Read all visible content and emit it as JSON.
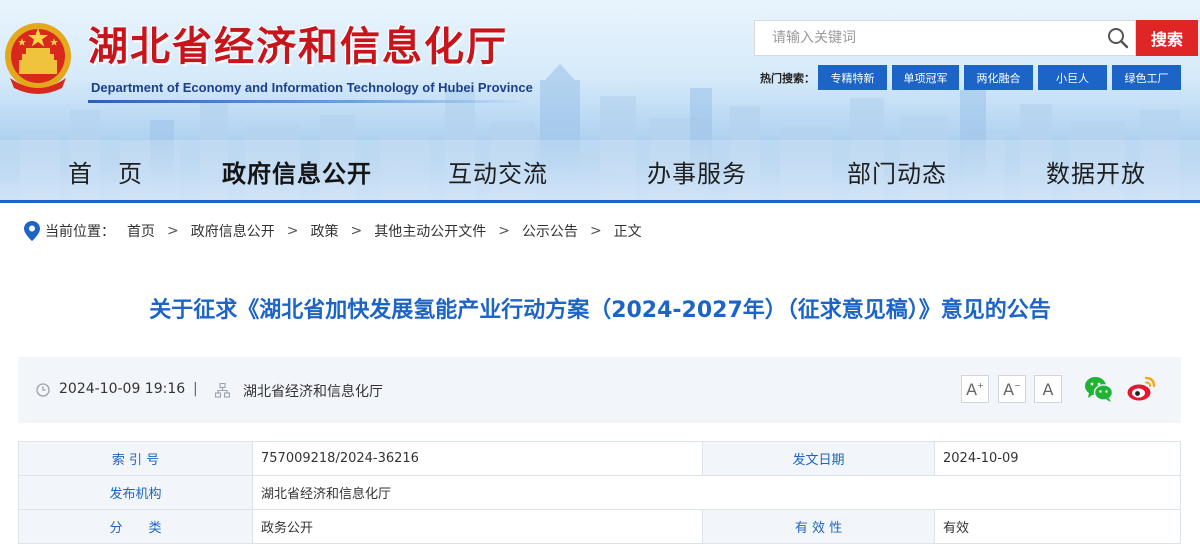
{
  "header": {
    "title": "湖北省经济和信息化厅",
    "subtitle": "Department of Economy and Information Technology of Hubei Province",
    "emblem_icon": "national-emblem-icon"
  },
  "search": {
    "placeholder": "请输入关键词",
    "button_label": "搜索",
    "hot_label": "热门搜索：",
    "hot_tags": [
      "专精特新",
      "单项冠军",
      "两化融合",
      "小巨人",
      "绿色工厂"
    ]
  },
  "nav": {
    "items": [
      "首　页",
      "政府信息公开",
      "互动交流",
      "办事服务",
      "部门动态",
      "数据开放"
    ],
    "active_index": 1
  },
  "breadcrumb": {
    "label": "当前位置：",
    "items": [
      "首页",
      "政府信息公开",
      "政策",
      "其他主动公开文件",
      "公示公告",
      "正文"
    ],
    "separator": ">"
  },
  "article": {
    "title": "关于征求《湖北省加快发展氢能产业行动方案（2024-2027年）（征求意见稿）》意见的公告",
    "date": "2024-10-09 19:16",
    "divider": "|",
    "publisher": "湖北省经济和信息化厅"
  },
  "font_controls": {
    "increase": "A",
    "reset": "A",
    "decrease": "A"
  },
  "meta": {
    "index_label": "索 引 号",
    "index_value": "757009218/2024-36216",
    "date_label": "发文日期",
    "date_value": "2024-10-09",
    "org_label": "发布机构",
    "org_value": "湖北省经济和信息化厅",
    "category_label": "分　　类",
    "category_value": "政务公开",
    "validity_label": "有 效 性",
    "validity_value": "有效"
  },
  "colors": {
    "brand_red": "#c8141b",
    "brand_blue": "#1d64c7",
    "search_red": "#e02525"
  }
}
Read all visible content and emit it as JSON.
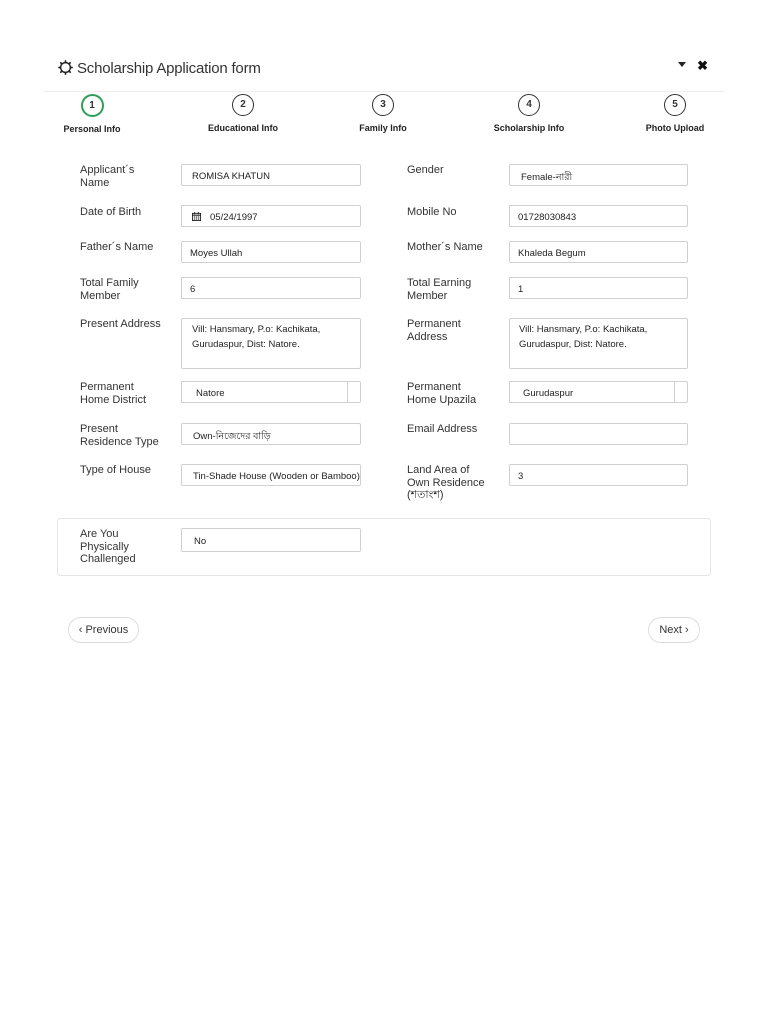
{
  "header": {
    "title": "Scholarship Application form",
    "close_glyph": "✖"
  },
  "steps": [
    {
      "num": "1",
      "label": "Personal Info",
      "active": true
    },
    {
      "num": "2",
      "label": "Educational Info"
    },
    {
      "num": "3",
      "label": "Family Info"
    },
    {
      "num": "4",
      "label": "Scholarship Info"
    },
    {
      "num": "5",
      "label": "Photo Upload"
    }
  ],
  "form": {
    "applicant_name": {
      "label": "Applicant´s Name",
      "value": "ROMISA KHATUN"
    },
    "gender": {
      "label": "Gender",
      "value": "Female-নারী"
    },
    "dob": {
      "label": "Date of Birth",
      "value": "05/24/1997"
    },
    "mobile": {
      "label": "Mobile No",
      "value": "01728030843"
    },
    "father_name": {
      "label": "Father´s Name",
      "value": "Moyes Ullah"
    },
    "mother_name": {
      "label": "Mother´s Name",
      "value": "Khaleda Begum"
    },
    "total_family": {
      "label": "Total Family Member",
      "value": "6"
    },
    "total_earning": {
      "label": "Total Earning Member",
      "value": "1"
    },
    "present_address": {
      "label": "Present Address",
      "value": "Vill: Hansmary, P.o: Kachikata, Gurudaspur, Dist: Natore."
    },
    "permanent_address": {
      "label": "Permanent Address",
      "value": "Vill: Hansmary, P.o: Kachikata, Gurudaspur, Dist: Natore."
    },
    "home_district": {
      "label": "Permanent Home District",
      "value": "Natore"
    },
    "home_upazila": {
      "label": "Permanent Home Upazila",
      "value": "Gurudaspur"
    },
    "residence_type": {
      "label": "Present Residence Type",
      "value": "Own-নিজেদের বাড়ি"
    },
    "email": {
      "label": "Email Address",
      "value": ""
    },
    "house_type": {
      "label": "Type of House",
      "value": "Tin-Shade House (Wooden or Bamboo)"
    },
    "land_area": {
      "label": "Land Area of Own Residence (শতাংশ)",
      "value": "3"
    },
    "physically_challenged": {
      "label": "Are You Physically Challenged",
      "value": "No"
    }
  },
  "nav": {
    "previous": "‹ Previous",
    "next": "Next ›"
  },
  "colors": {
    "accent": "#2e9e57",
    "border": "#d0d0d0"
  }
}
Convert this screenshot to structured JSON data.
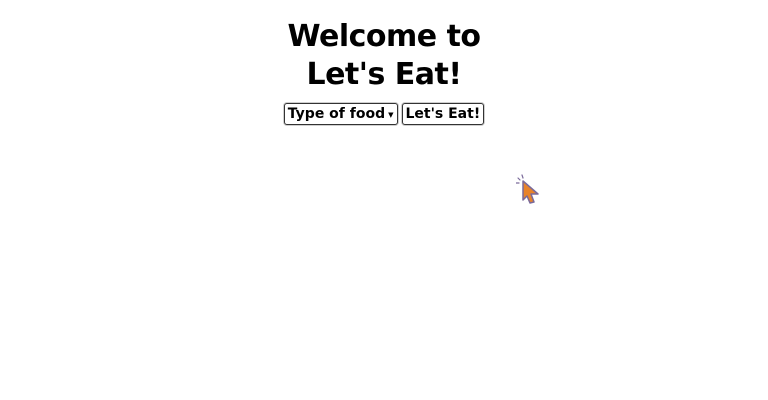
{
  "header": {
    "title_line1": "Welcome to",
    "title_line2": "Let's Eat!"
  },
  "food_select": {
    "selected": "Type of food",
    "arrow_icon": "chevron-down-icon"
  },
  "submit": {
    "label": "Let's Eat!"
  },
  "cursor": {
    "icon": "mouse-pointer-icon",
    "color": "#e8832a"
  }
}
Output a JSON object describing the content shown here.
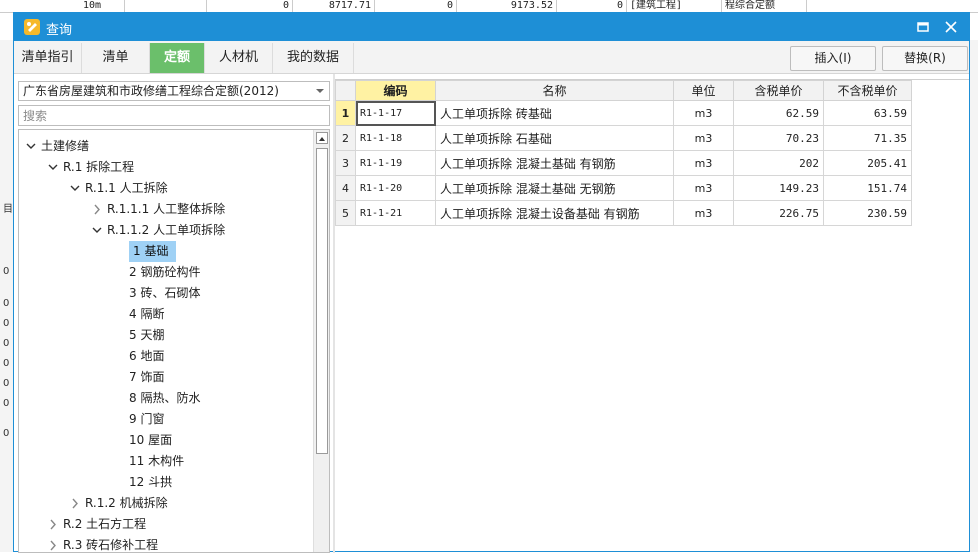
{
  "background": {
    "row_cells": [
      "10m",
      "0",
      "8717.71",
      "0",
      "9173.52",
      "0",
      "[建筑工程]",
      "程综合定额"
    ],
    "left_numbers": [
      "0",
      "0",
      "0",
      "0",
      "0",
      "0",
      "0",
      "0"
    ],
    "left_glyph": "目"
  },
  "dialog": {
    "title": "查询",
    "accent_color": "#1e8fd6"
  },
  "tabs": [
    {
      "label": "清单指引"
    },
    {
      "label": "清单"
    },
    {
      "label": "定额"
    },
    {
      "label": "人材机"
    },
    {
      "label": "我的数据"
    }
  ],
  "active_tab": "定额",
  "toolbar": {
    "insert_label": "插入(I)",
    "replace_label": "替换(R)"
  },
  "library": {
    "selected": "广东省房屋建筑和市政修缮工程综合定额(2012)"
  },
  "search": {
    "placeholder": "搜索",
    "value": ""
  },
  "tree": [
    {
      "label": "土建修缮",
      "level": 0,
      "state": "expanded"
    },
    {
      "label": "R.1 拆除工程",
      "level": 1,
      "state": "expanded"
    },
    {
      "label": "R.1.1 人工拆除",
      "level": 2,
      "state": "expanded"
    },
    {
      "label": "R.1.1.1 人工整体拆除",
      "level": 3,
      "state": "collapsed"
    },
    {
      "label": "R.1.1.2 人工单项拆除",
      "level": 3,
      "state": "expanded"
    },
    {
      "label": "1 基础",
      "level": 4,
      "state": "leaf",
      "selected": true
    },
    {
      "label": "2 钢筋砼构件",
      "level": 4,
      "state": "leaf"
    },
    {
      "label": "3 砖、石砌体",
      "level": 4,
      "state": "leaf"
    },
    {
      "label": "4 隔断",
      "level": 4,
      "state": "leaf"
    },
    {
      "label": "5 天棚",
      "level": 4,
      "state": "leaf"
    },
    {
      "label": "6 地面",
      "level": 4,
      "state": "leaf"
    },
    {
      "label": "7 饰面",
      "level": 4,
      "state": "leaf"
    },
    {
      "label": "8 隔热、防水",
      "level": 4,
      "state": "leaf"
    },
    {
      "label": "9 门窗",
      "level": 4,
      "state": "leaf"
    },
    {
      "label": "10 屋面",
      "level": 4,
      "state": "leaf"
    },
    {
      "label": "11 木构件",
      "level": 4,
      "state": "leaf"
    },
    {
      "label": "12 斗拱",
      "level": 4,
      "state": "leaf"
    },
    {
      "label": "R.1.2 机械拆除",
      "level": 2,
      "state": "collapsed"
    },
    {
      "label": "R.2 土石方工程",
      "level": 1,
      "state": "collapsed"
    },
    {
      "label": "R.3 砖石修补工程",
      "level": 1,
      "state": "collapsed"
    }
  ],
  "table": {
    "columns": [
      "编码",
      "名称",
      "单位",
      "含税单价",
      "不含税单价"
    ],
    "rows": [
      {
        "index": "1",
        "code": "R1-1-17",
        "name": "人工单项拆除 砖基础",
        "unit": "m3",
        "price_tax": "62.59",
        "price_notax": "63.59"
      },
      {
        "index": "2",
        "code": "R1-1-18",
        "name": "人工单项拆除 石基础",
        "unit": "m3",
        "price_tax": "70.23",
        "price_notax": "71.35"
      },
      {
        "index": "3",
        "code": "R1-1-19",
        "name": "人工单项拆除 混凝土基础 有钢筋",
        "unit": "m3",
        "price_tax": "202",
        "price_notax": "205.41"
      },
      {
        "index": "4",
        "code": "R1-1-20",
        "name": "人工单项拆除 混凝土基础 无钢筋",
        "unit": "m3",
        "price_tax": "149.23",
        "price_notax": "151.74"
      },
      {
        "index": "5",
        "code": "R1-1-21",
        "name": "人工单项拆除 混凝土设备基础 有钢筋",
        "unit": "m3",
        "price_tax": "226.75",
        "price_notax": "230.59"
      }
    ]
  }
}
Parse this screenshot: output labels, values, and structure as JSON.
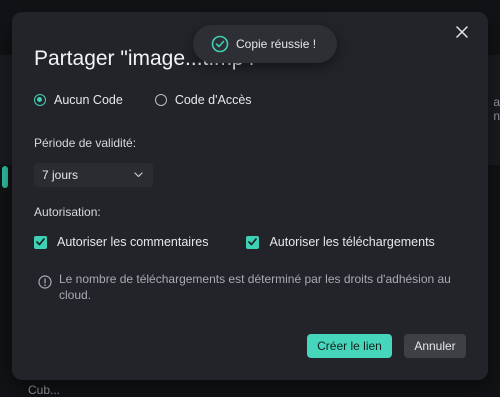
{
  "modal": {
    "title": "Partager \"image...t.mp4\"",
    "close_icon": "close-icon"
  },
  "toast": {
    "text": "Copie réussie !",
    "icon": "check-circle-icon",
    "color": "#3fd1b5"
  },
  "access": {
    "options": [
      {
        "label": "Aucun Code",
        "selected": true
      },
      {
        "label": "Code d'Accès",
        "selected": false
      }
    ]
  },
  "validity": {
    "label": "Période de validité:",
    "value": "7 jours"
  },
  "authorization": {
    "label": "Autorisation:",
    "options": [
      {
        "label": "Autoriser les commentaires",
        "checked": true
      },
      {
        "label": "Autoriser les téléchargements",
        "checked": true
      }
    ]
  },
  "info": {
    "text": "Le nombre de téléchargements est déterminé par les droits d'adhésion au cloud."
  },
  "buttons": {
    "create": "Créer le lien",
    "cancel": "Annuler"
  },
  "background": {
    "right_text_1": "a",
    "right_text_2": "n",
    "bottom_text": "Cub..."
  },
  "colors": {
    "accent": "#45d6bb",
    "dialog_bg": "#23242a"
  }
}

*TASK INSTRUCTIONS*. Find each line holding the string "Member" and copy it out.

*WORKED SOLUTION*.
      "label": "Total Family Member",
      "label": "Total Earning Member",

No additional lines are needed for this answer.